> [Instrucción]
Filtre las líneas que aparecen a continuación y copie únicamente las que contengan la cadena "options".

> [Material de trabajo]
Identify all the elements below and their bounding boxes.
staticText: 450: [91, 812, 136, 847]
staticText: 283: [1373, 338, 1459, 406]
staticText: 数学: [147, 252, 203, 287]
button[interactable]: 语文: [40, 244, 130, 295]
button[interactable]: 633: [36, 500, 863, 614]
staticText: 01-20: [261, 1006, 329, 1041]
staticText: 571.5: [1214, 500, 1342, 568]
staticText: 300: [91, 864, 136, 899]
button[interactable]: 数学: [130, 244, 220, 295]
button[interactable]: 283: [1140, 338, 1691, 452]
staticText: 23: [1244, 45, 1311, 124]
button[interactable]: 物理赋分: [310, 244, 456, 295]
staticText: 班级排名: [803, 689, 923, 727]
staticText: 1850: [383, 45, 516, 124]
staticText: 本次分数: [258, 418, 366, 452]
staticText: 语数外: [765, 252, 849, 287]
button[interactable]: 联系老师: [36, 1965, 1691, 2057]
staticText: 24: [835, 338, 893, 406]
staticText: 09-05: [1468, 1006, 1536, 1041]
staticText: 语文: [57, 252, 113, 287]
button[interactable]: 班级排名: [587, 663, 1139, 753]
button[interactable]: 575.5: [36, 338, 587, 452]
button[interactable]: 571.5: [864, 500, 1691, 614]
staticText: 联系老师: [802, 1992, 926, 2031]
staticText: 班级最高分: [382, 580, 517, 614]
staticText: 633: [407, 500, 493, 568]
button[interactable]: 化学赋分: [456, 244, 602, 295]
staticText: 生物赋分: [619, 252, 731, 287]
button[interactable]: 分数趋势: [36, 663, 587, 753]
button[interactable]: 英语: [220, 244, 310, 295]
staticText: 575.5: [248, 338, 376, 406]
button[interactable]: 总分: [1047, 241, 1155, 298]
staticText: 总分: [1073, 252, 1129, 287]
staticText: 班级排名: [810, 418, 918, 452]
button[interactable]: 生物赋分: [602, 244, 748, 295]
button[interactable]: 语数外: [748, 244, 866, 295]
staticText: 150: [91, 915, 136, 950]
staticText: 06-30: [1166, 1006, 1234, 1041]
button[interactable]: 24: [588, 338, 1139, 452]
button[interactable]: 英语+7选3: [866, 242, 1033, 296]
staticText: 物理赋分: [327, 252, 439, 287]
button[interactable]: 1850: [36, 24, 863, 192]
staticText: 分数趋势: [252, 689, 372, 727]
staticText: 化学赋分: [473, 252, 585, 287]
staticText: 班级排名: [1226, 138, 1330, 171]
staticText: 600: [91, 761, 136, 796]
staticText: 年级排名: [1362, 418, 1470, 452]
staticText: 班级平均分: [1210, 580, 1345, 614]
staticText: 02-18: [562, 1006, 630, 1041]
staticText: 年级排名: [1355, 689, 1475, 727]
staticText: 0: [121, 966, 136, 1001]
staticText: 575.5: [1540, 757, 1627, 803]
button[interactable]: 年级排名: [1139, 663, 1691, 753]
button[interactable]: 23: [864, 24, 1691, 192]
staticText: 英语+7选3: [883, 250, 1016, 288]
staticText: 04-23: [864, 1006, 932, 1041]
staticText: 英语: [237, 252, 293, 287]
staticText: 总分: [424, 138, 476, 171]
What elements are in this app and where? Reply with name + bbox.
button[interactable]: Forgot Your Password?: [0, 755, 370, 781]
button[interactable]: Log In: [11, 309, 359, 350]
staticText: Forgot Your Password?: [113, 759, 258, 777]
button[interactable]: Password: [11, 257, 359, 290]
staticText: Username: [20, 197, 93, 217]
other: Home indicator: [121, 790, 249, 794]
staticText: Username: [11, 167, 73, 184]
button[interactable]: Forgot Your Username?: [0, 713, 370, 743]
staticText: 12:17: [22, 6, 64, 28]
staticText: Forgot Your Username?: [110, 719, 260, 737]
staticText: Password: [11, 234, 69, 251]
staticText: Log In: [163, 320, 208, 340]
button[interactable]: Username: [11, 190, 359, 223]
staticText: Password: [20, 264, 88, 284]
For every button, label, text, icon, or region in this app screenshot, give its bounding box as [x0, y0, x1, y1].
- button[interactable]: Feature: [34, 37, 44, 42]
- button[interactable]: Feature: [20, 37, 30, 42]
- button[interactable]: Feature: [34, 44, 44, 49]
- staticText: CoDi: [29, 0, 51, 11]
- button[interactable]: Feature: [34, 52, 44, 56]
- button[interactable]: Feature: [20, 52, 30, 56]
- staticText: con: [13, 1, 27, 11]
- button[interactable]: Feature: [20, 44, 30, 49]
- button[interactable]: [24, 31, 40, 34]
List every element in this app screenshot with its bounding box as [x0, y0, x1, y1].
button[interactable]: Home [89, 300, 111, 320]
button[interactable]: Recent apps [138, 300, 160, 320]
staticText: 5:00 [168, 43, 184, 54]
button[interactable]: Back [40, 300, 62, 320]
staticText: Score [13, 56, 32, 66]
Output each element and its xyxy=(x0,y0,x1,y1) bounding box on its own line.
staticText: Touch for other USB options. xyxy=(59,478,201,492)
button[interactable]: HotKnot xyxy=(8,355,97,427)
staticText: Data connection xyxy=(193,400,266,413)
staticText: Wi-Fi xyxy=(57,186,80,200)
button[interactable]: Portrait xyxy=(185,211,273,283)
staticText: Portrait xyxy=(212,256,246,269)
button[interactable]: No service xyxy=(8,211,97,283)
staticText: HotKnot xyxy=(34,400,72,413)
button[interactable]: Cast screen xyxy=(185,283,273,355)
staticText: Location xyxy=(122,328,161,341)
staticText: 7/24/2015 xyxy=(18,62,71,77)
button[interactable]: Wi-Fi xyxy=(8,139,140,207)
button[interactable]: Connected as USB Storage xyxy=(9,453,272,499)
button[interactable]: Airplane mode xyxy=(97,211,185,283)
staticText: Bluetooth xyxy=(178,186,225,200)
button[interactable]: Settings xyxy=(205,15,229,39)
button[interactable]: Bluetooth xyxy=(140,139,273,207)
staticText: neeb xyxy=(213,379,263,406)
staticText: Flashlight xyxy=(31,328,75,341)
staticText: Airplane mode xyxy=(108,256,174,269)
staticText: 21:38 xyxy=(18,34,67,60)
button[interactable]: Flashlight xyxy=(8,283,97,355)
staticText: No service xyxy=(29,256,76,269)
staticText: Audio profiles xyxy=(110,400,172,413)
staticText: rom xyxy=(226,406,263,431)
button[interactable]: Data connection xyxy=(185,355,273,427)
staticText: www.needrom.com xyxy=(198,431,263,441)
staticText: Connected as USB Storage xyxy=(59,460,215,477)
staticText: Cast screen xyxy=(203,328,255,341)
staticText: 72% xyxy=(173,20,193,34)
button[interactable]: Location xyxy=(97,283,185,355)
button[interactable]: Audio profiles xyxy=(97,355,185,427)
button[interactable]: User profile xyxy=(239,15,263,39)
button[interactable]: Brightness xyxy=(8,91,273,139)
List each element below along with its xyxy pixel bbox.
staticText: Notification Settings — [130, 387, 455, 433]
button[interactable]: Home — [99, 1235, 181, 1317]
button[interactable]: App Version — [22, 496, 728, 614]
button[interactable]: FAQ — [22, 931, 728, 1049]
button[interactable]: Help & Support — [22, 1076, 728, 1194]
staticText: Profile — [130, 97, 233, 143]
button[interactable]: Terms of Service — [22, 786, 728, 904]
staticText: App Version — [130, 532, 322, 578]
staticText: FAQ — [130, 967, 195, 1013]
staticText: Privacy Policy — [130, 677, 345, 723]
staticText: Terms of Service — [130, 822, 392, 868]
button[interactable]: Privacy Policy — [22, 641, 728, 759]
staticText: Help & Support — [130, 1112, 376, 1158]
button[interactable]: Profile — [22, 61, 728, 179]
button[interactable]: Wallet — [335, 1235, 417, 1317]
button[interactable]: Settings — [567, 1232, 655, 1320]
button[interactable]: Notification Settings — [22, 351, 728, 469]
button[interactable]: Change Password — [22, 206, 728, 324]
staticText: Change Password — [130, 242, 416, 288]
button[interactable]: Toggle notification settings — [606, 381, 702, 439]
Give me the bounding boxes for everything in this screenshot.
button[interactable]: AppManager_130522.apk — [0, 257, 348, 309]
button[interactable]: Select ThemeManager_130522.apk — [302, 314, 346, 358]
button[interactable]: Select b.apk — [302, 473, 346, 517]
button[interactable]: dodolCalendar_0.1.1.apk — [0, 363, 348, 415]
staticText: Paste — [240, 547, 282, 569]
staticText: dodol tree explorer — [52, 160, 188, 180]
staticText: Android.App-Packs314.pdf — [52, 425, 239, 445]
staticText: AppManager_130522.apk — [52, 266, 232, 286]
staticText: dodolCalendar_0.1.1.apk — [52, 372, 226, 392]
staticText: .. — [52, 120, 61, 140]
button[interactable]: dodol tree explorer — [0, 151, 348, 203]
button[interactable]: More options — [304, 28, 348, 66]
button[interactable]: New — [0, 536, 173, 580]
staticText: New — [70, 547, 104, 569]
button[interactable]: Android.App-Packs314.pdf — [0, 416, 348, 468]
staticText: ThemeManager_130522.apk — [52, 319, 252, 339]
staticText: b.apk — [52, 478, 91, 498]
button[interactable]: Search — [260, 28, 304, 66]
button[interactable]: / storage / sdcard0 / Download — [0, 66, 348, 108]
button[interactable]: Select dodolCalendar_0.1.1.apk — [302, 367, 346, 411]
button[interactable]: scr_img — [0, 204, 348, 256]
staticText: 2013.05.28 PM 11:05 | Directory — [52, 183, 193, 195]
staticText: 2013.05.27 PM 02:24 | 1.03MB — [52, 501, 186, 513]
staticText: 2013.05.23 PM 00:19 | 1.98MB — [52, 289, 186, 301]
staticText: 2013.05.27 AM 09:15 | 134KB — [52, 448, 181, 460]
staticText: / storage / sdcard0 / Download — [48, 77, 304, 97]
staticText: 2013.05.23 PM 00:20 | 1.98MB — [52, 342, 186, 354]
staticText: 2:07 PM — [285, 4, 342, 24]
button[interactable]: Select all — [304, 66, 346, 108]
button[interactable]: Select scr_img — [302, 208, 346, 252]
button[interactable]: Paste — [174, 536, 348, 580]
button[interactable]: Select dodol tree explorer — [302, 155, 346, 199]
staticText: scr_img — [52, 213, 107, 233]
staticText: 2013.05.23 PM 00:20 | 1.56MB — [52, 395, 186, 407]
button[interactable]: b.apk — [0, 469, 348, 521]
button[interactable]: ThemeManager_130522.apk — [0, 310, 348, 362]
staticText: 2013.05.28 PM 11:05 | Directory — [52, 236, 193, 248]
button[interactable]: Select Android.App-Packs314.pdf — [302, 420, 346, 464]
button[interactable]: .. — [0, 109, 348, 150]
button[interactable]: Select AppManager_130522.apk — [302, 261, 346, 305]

> [Respuesta]
staticText: Touch for other USB options. xyxy=(59,478,201,492)
button[interactable]: More options — [304, 28, 348, 66]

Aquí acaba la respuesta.